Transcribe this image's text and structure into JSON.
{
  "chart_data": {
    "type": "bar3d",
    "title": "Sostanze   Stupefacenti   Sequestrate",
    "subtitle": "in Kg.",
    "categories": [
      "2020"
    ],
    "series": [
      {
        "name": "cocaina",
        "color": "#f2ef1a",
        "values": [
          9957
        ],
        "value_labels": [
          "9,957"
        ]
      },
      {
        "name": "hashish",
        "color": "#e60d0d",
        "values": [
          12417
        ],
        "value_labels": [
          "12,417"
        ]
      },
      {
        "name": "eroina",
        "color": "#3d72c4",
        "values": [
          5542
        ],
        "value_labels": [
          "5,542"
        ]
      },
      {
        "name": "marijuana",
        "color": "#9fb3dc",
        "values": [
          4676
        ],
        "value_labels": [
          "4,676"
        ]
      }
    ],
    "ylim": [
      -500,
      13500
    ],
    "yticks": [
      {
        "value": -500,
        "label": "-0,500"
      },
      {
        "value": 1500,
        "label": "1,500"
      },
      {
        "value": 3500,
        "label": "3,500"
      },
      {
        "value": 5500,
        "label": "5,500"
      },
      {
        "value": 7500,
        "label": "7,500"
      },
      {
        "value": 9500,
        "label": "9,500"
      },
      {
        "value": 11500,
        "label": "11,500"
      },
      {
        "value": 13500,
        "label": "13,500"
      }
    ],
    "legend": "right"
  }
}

....

◆ **Exercise directions**: Give back each line above precisely as it stands.

◆ **Final result**:
Transcribe this image's text and structure into JSON.
{
  "chart_data": {
    "type": "bar3d",
    "title": "Sostanze   Stupefacenti   Sequestrate",
    "subtitle": "in Kg.",
    "categories": [
      "2020"
    ],
    "series": [
      {
        "name": "cocaina",
        "color": "#f2ef1a",
        "values": [
          9957
        ],
        "value_labels": [
          "9,957"
        ]
      },
      {
        "name": "hashish",
        "color": "#e60d0d",
        "values": [
          12417
        ],
        "value_labels": [
          "12,417"
        ]
      },
      {
        "name": "eroina",
        "color": "#3d72c4",
        "values": [
          5542
        ],
        "value_labels": [
          "5,542"
        ]
      },
      {
        "name": "marijuana",
        "color": "#9fb3dc",
        "values": [
          4676
        ],
        "value_labels": [
          "4,676"
        ]
      }
    ],
    "ylim": [
      -500,
      13500
    ],
    "yticks": [
      {
        "value": -500,
        "label": "-0,500"
      },
      {
        "value": 1500,
        "label": "1,500"
      },
      {
        "value": 3500,
        "label": "3,500"
      },
      {
        "value": 5500,
        "label": "5,500"
      },
      {
        "value": 7500,
        "label": "7,500"
      },
      {
        "value": 9500,
        "label": "9,500"
      },
      {
        "value": 11500,
        "label": "11,500"
      },
      {
        "value": 13500,
        "label": "13,500"
      }
    ],
    "legend": "right"
  }
}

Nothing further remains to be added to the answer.